**TASK TO COMPLETE:** Exactly as they appear, copy the lines of the listing from the one containing "Enumerate this screenshot's" through the final line, both included, and nothing else.

**RECORDS PROVIDED:**
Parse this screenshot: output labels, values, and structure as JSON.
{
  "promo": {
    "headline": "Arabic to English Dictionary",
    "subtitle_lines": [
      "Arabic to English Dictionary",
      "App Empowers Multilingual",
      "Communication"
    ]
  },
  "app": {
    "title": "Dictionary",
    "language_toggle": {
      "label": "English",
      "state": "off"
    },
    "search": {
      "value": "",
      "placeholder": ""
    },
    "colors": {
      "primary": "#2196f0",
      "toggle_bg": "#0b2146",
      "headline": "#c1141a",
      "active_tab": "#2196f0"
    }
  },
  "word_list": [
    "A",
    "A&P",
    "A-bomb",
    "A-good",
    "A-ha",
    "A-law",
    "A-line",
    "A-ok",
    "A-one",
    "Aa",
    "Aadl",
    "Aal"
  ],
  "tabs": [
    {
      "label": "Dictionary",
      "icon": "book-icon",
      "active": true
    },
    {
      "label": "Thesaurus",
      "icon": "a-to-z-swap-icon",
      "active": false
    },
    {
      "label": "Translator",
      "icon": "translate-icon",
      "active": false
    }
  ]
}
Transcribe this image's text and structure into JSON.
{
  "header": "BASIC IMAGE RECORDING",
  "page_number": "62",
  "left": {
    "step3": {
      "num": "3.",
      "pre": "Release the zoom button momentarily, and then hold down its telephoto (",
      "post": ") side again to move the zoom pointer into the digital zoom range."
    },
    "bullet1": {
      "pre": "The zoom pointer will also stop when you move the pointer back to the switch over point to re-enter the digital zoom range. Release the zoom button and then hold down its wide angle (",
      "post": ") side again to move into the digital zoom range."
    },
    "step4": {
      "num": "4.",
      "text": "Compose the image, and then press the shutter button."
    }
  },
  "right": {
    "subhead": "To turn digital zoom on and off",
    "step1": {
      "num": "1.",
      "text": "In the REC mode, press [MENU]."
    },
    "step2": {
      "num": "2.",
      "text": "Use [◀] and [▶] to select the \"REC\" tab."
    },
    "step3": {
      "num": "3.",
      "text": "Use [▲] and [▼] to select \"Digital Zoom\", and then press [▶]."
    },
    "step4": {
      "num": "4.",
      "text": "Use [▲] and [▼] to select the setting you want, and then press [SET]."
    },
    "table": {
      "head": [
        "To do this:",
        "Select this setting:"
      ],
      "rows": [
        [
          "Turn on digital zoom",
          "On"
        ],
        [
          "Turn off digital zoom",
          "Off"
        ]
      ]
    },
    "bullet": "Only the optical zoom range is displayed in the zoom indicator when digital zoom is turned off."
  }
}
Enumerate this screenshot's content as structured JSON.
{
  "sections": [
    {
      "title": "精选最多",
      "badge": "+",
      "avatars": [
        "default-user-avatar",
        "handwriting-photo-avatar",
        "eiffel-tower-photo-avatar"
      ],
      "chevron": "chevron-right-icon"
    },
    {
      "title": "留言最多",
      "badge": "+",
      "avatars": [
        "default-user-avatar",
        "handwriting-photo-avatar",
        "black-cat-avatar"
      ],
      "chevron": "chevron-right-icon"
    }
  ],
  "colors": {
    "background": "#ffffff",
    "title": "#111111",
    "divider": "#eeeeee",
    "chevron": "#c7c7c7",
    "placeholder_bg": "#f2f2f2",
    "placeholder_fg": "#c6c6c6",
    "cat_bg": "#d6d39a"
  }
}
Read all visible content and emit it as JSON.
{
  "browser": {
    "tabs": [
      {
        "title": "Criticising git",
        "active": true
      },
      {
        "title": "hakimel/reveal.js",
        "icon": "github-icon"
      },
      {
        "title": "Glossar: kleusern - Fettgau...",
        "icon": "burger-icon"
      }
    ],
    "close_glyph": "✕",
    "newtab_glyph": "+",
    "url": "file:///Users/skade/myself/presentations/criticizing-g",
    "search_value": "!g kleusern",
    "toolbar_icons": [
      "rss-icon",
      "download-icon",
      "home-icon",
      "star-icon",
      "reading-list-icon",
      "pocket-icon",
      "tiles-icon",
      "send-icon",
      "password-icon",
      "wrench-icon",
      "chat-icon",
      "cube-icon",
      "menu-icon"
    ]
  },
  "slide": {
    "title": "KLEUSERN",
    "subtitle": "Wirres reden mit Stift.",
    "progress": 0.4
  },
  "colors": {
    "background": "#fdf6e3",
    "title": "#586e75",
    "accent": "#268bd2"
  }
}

**SOLUTION TO THE EXERCISE:**
Enumerate this screenshot's content as structured JSON.
{
  "sections": [
    {
      "title": "精选最多",
      "badge": "+",
      "avatars": [
        "default-user-avatar",
        "handwriting-photo-avatar",
        "eiffel-tower-photo-avatar"
      ],
      "chevron": "chevron-right-icon"
    },
    {
      "title": "留言最多",
      "badge": "+",
      "avatars": [
        "default-user-avatar",
        "handwriting-photo-avatar",
        "black-cat-avatar"
      ],
      "chevron": "chevron-right-icon"
    }
  ],
  "colors": {
    "background": "#ffffff",
    "title": "#111111",
    "divider": "#eeeeee",
    "chevron": "#c7c7c7",
    "placeholder_bg": "#f2f2f2",
    "placeholder_fg": "#c6c6c6",
    "cat_bg": "#d6d39a"
  }
}
Read all visible content and emit it as JSON.
{
  "browser": {
    "tabs": [
      {
        "title": "Criticising git",
        "active": true
      },
      {
        "title": "hakimel/reveal.js",
        "icon": "github-icon"
      },
      {
        "title": "Glossar: kleusern - Fettgau...",
        "icon": "burger-icon"
      }
    ],
    "close_glyph": "✕",
    "newtab_glyph": "+",
    "url": "file:///Users/skade/myself/presentations/criticizing-g",
    "search_value": "!g kleusern",
    "toolbar_icons": [
      "rss-icon",
      "download-icon",
      "home-icon",
      "star-icon",
      "reading-list-icon",
      "pocket-icon",
      "tiles-icon",
      "send-icon",
      "password-icon",
      "wrench-icon",
      "chat-icon",
      "cube-icon",
      "menu-icon"
    ]
  },
  "slide": {
    "title": "KLEUSERN",
    "subtitle": "Wirres reden mit Stift.",
    "progress": 0.4
  },
  "colors": {
    "background": "#fdf6e3",
    "title": "#586e75",
    "accent": "#268bd2"
  }
}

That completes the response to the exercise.